*TASK MATERIAL:*
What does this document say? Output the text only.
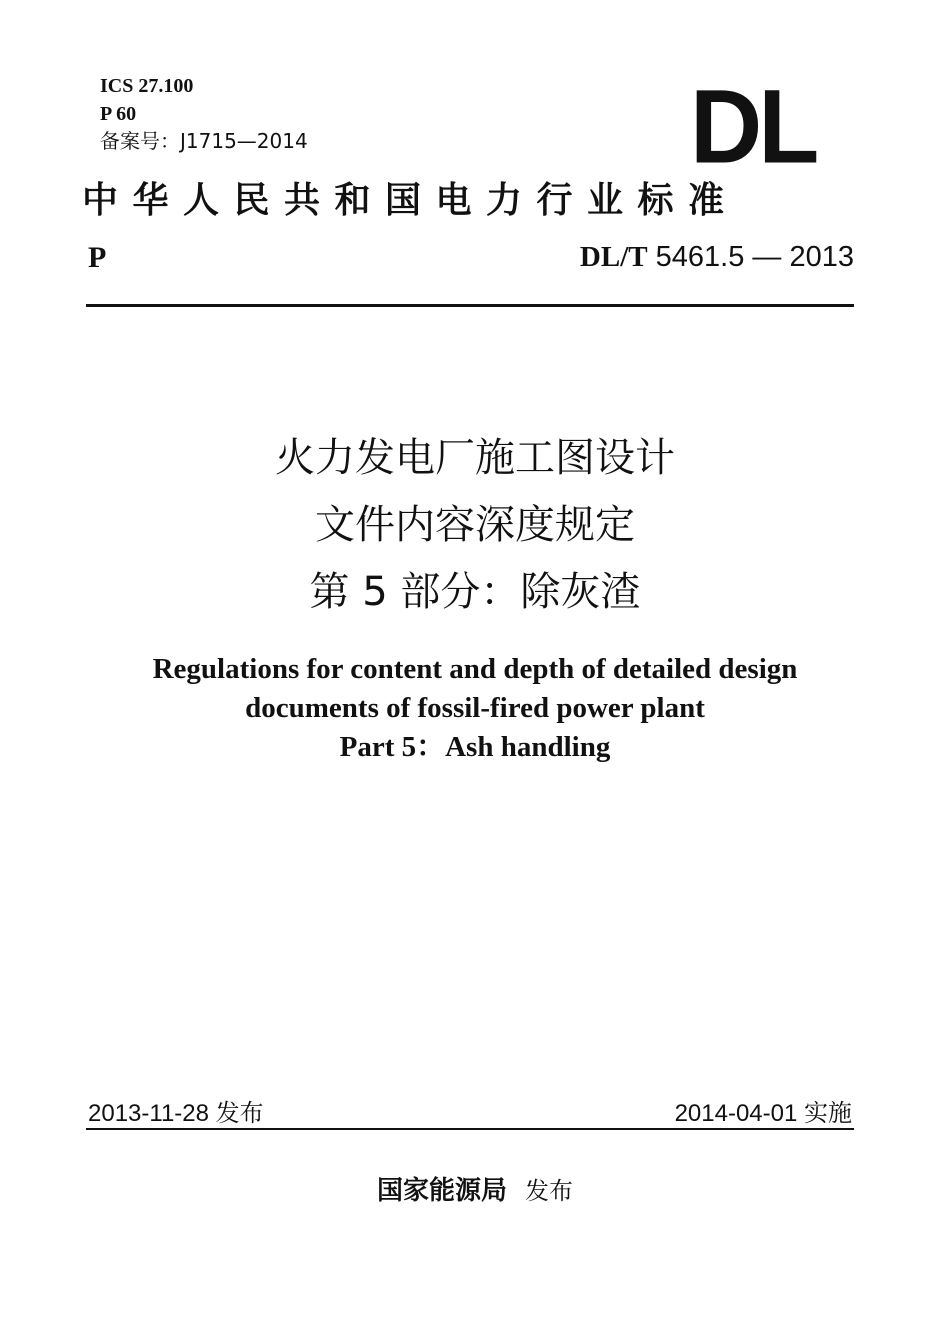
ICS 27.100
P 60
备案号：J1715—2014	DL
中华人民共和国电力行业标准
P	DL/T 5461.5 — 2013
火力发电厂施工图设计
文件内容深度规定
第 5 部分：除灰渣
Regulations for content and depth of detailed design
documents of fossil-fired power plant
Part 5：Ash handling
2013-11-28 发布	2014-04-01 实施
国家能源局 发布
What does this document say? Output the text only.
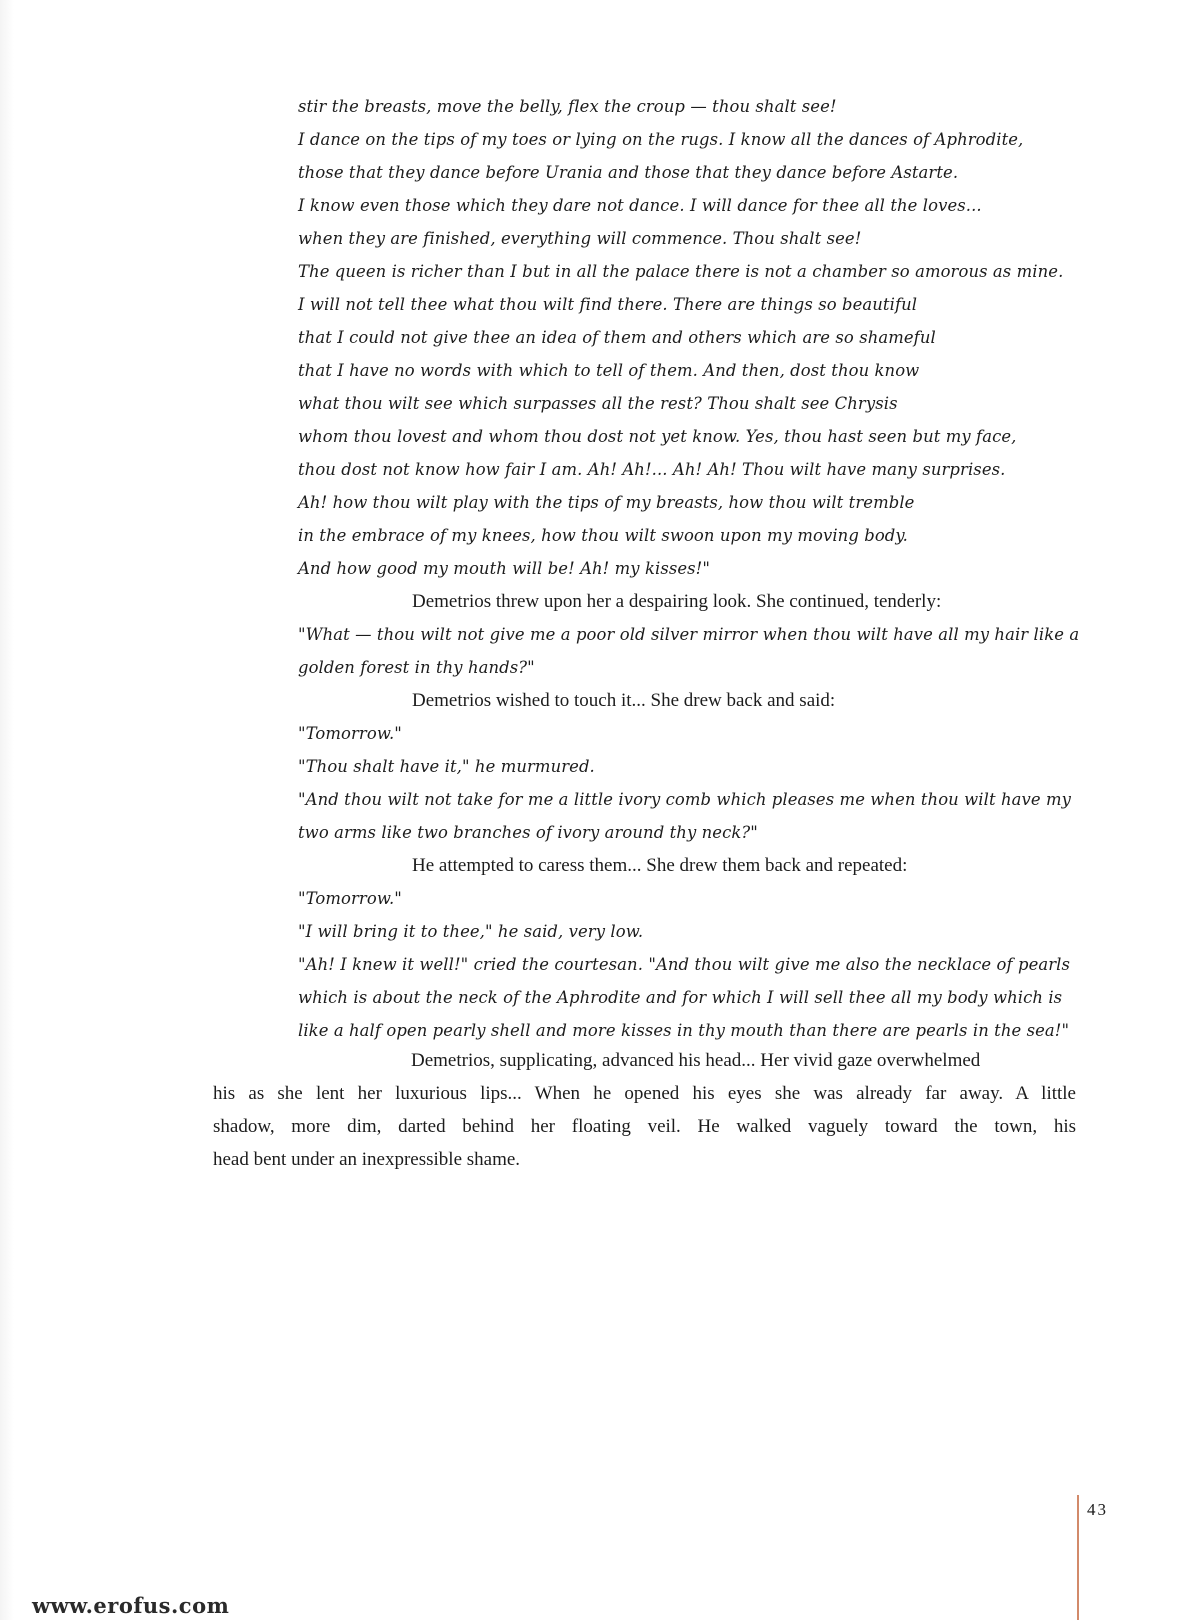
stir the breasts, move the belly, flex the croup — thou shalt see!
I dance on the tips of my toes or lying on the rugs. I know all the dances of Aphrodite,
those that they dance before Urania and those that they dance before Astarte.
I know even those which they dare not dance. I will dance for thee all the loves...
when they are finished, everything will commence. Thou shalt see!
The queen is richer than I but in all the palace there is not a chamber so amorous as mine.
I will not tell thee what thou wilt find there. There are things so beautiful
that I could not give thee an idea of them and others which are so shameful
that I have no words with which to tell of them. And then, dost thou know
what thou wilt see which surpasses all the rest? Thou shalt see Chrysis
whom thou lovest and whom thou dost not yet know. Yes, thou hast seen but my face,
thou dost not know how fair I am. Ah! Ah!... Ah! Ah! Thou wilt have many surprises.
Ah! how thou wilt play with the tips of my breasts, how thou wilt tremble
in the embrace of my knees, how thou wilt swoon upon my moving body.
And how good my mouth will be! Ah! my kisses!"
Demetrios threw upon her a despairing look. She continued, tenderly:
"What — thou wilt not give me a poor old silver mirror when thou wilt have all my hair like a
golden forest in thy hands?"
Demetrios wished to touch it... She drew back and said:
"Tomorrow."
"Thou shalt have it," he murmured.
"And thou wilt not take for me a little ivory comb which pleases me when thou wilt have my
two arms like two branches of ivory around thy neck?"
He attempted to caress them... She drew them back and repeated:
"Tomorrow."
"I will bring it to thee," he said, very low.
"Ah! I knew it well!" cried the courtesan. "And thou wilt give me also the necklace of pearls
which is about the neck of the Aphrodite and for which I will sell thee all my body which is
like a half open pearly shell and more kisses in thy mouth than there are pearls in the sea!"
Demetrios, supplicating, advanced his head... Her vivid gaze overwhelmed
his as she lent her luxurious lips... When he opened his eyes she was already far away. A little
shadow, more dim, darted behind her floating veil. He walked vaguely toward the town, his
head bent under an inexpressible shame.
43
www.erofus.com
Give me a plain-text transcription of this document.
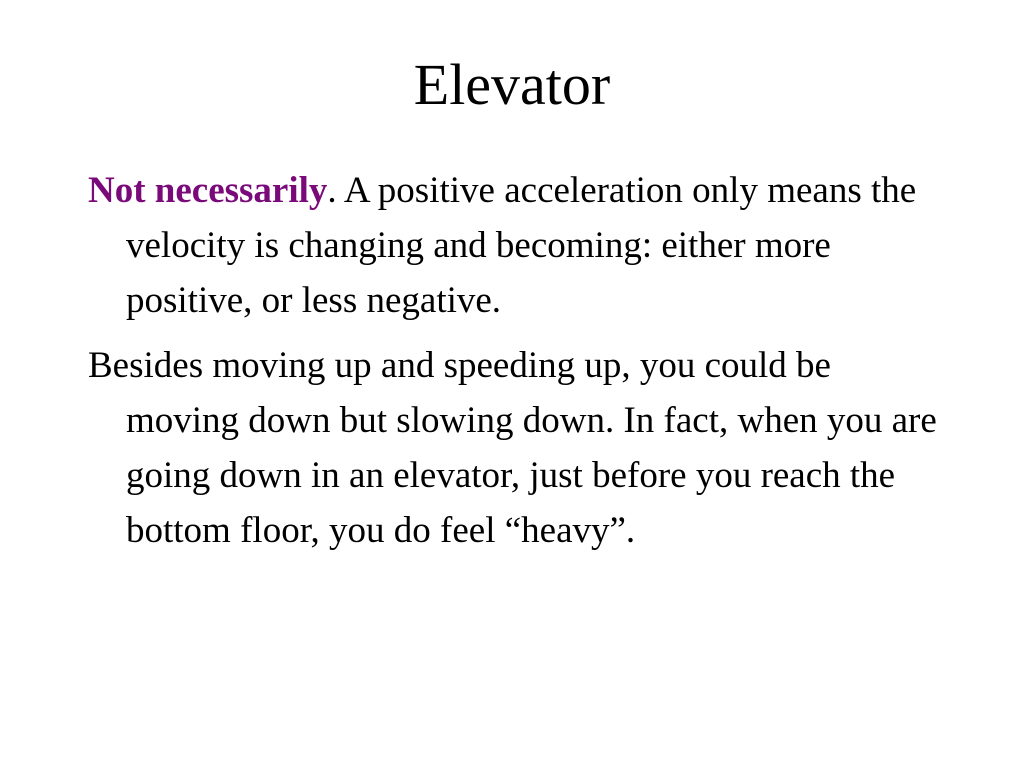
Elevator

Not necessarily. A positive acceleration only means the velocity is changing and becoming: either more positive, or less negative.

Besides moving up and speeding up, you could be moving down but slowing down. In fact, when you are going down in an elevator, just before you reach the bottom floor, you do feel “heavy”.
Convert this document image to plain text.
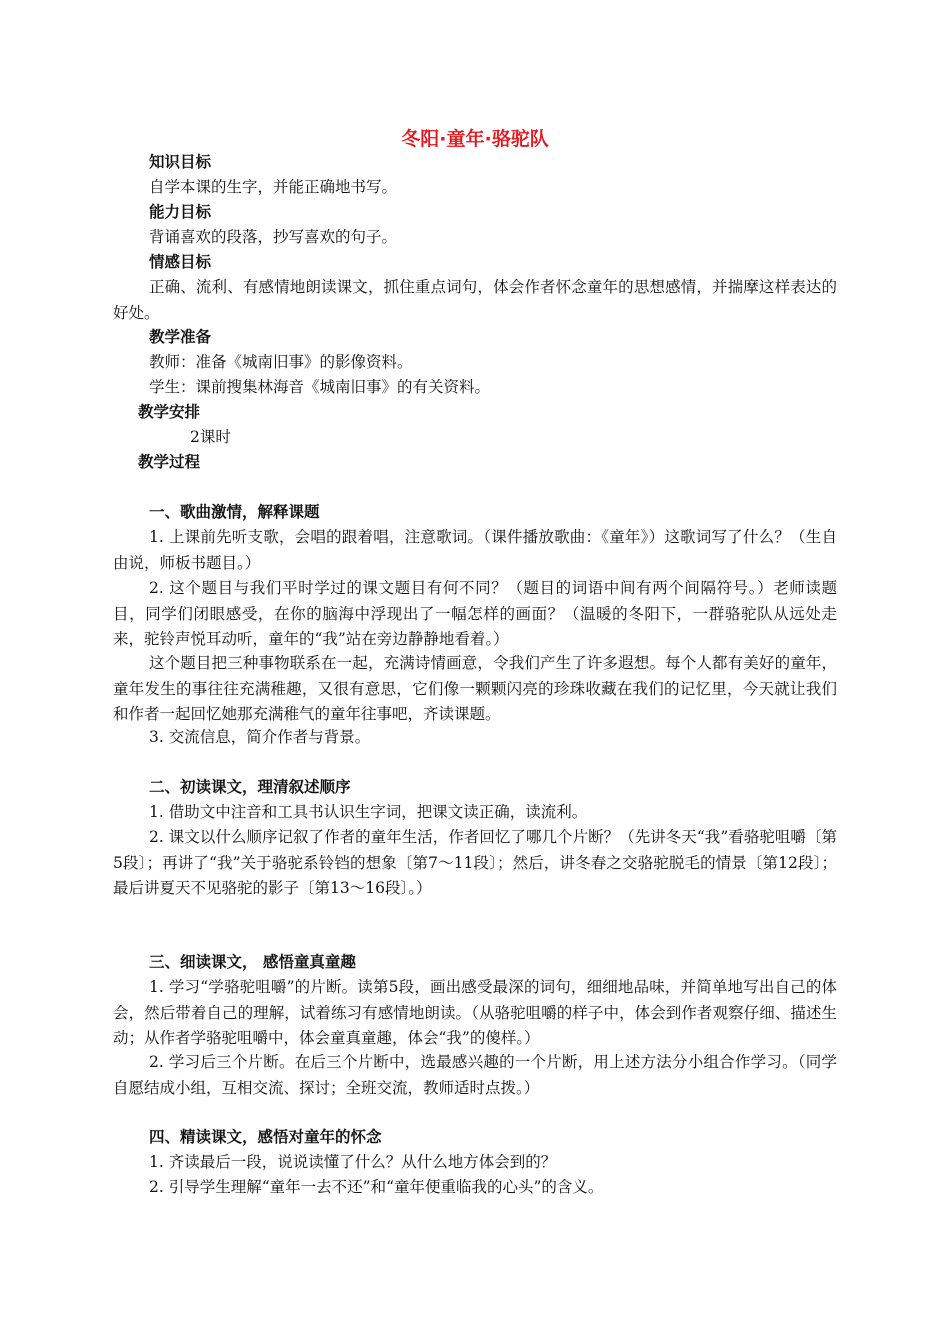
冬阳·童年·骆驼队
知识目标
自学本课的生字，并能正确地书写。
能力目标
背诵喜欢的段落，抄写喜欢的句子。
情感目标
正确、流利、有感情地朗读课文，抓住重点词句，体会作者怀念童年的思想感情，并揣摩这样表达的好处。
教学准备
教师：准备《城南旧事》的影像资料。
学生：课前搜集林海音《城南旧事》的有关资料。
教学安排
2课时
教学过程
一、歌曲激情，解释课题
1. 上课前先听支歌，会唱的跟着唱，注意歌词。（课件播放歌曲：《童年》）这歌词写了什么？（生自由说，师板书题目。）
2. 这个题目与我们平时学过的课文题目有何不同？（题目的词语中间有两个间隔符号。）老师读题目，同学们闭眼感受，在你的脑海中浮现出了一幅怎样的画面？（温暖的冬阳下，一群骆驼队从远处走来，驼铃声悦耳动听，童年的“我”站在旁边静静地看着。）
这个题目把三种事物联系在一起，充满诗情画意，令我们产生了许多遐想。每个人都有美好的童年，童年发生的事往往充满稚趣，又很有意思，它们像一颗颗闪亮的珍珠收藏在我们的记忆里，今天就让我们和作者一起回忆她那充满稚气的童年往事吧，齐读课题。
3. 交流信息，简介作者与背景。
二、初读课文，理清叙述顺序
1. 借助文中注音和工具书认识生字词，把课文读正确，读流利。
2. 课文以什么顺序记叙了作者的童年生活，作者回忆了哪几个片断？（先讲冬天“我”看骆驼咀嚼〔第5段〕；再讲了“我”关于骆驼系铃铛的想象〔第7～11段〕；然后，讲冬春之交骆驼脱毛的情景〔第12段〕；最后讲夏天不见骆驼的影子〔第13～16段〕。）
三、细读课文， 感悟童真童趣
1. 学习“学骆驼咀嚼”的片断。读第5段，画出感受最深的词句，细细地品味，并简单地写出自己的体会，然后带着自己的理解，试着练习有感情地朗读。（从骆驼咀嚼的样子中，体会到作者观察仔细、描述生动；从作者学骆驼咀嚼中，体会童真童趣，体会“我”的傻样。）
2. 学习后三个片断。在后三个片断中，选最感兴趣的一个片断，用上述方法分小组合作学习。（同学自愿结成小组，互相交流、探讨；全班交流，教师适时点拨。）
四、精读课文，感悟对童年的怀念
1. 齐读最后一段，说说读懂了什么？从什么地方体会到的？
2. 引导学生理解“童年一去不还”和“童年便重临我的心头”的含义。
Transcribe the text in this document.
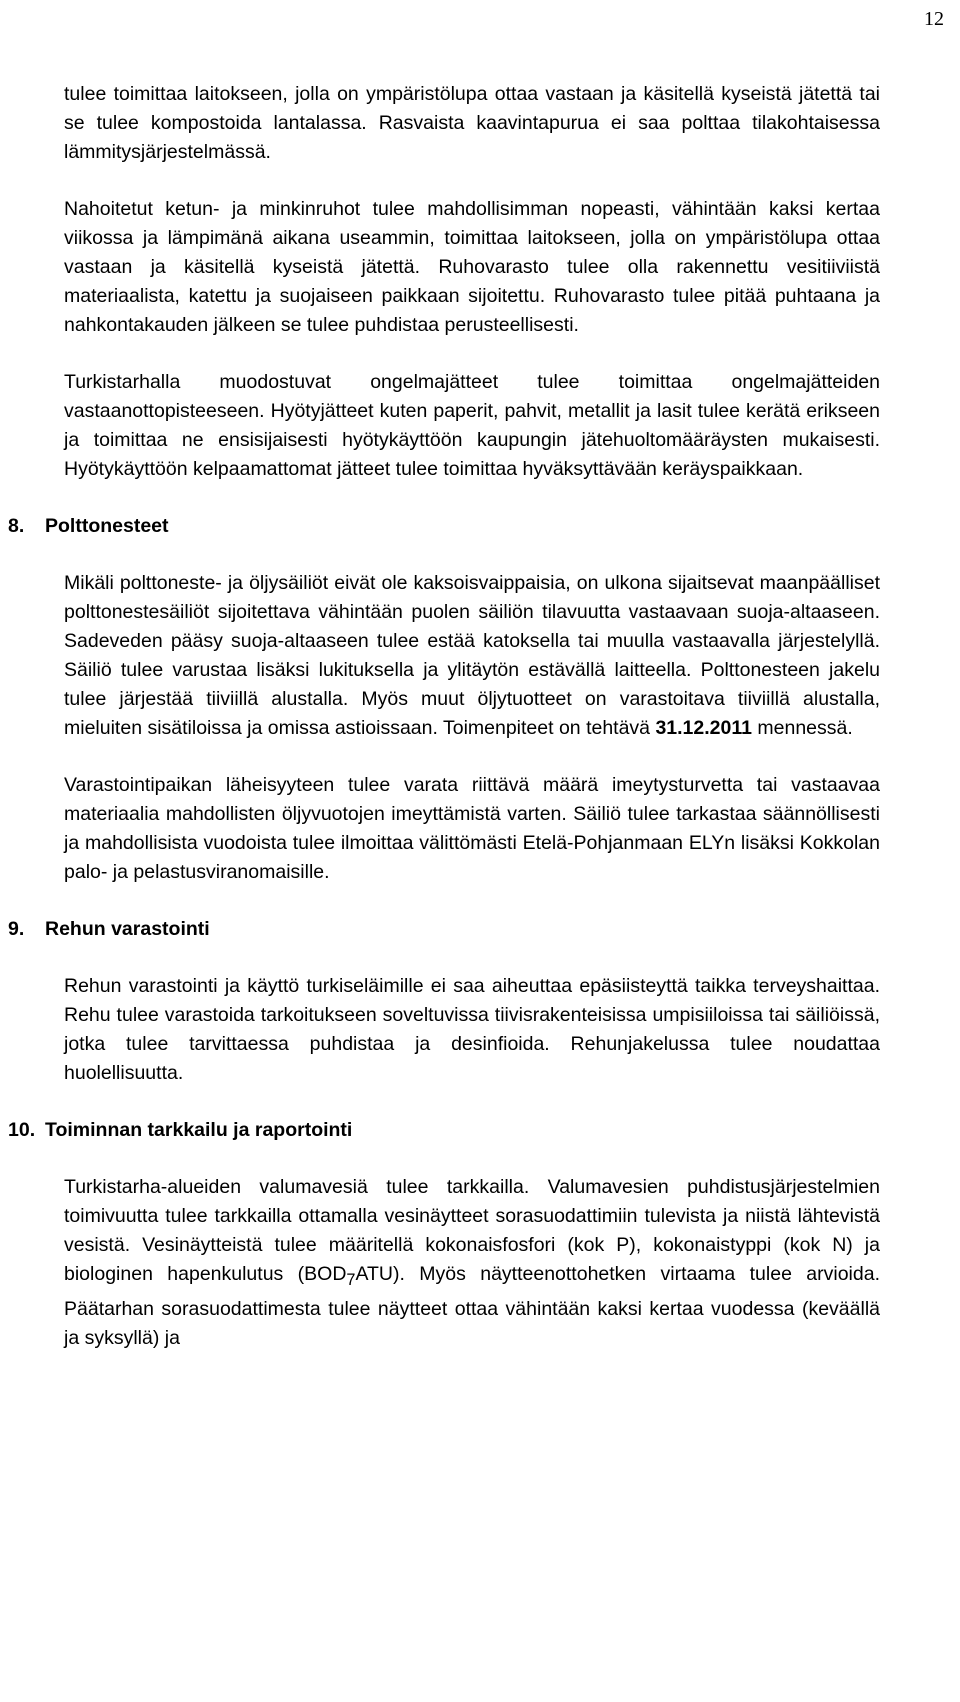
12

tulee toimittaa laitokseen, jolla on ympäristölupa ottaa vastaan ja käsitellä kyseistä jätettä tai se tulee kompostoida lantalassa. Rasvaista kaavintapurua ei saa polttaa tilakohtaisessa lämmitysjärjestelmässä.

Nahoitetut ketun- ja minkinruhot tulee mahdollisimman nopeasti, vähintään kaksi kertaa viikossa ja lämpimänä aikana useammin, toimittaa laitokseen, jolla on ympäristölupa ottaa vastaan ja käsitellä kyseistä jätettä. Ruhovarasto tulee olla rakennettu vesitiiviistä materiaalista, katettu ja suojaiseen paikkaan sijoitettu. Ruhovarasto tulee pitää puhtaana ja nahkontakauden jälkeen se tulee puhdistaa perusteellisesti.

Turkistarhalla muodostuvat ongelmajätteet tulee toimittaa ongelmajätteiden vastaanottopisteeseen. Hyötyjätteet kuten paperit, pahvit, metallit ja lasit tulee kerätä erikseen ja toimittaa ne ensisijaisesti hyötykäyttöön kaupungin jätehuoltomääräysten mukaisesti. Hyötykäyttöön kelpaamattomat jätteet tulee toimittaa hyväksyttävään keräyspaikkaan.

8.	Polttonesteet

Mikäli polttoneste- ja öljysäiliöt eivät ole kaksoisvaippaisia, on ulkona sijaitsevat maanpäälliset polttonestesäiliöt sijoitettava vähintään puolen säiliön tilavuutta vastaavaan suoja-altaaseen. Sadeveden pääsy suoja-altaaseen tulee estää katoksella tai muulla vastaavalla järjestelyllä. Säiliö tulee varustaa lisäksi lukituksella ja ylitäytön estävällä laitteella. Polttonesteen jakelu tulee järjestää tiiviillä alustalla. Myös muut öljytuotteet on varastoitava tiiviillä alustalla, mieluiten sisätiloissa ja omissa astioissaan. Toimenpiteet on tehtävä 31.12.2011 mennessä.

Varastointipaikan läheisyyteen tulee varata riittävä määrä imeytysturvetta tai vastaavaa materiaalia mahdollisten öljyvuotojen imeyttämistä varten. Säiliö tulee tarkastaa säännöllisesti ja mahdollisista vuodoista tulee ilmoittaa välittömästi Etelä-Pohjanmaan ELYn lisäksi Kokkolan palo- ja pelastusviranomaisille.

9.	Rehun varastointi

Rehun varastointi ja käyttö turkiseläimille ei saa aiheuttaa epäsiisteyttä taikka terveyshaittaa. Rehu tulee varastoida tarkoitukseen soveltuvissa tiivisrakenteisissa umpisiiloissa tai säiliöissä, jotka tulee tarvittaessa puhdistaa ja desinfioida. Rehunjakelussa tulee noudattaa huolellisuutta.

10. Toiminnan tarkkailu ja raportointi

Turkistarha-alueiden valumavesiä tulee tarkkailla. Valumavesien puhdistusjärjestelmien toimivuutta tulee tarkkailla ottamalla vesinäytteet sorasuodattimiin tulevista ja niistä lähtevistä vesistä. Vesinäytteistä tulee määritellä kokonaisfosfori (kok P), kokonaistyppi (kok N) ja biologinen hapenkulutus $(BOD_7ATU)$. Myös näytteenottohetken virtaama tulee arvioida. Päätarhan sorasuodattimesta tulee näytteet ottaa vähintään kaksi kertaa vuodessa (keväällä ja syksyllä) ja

*WORK INSTRUCTIONS:*
From the data above, copy each line where the string "thee" appears.

*FINAL ANSWER:*
I know even those which they dare not dance. I will dance for thee all the loves...
I will not tell thee what thou wilt find there. There are things so beautiful
that I could not give thee an idea of them and others which are so shameful
"I will bring it to thee," he said, very low.
which is about the neck of the Aphrodite and for which I will sell thee all my body which is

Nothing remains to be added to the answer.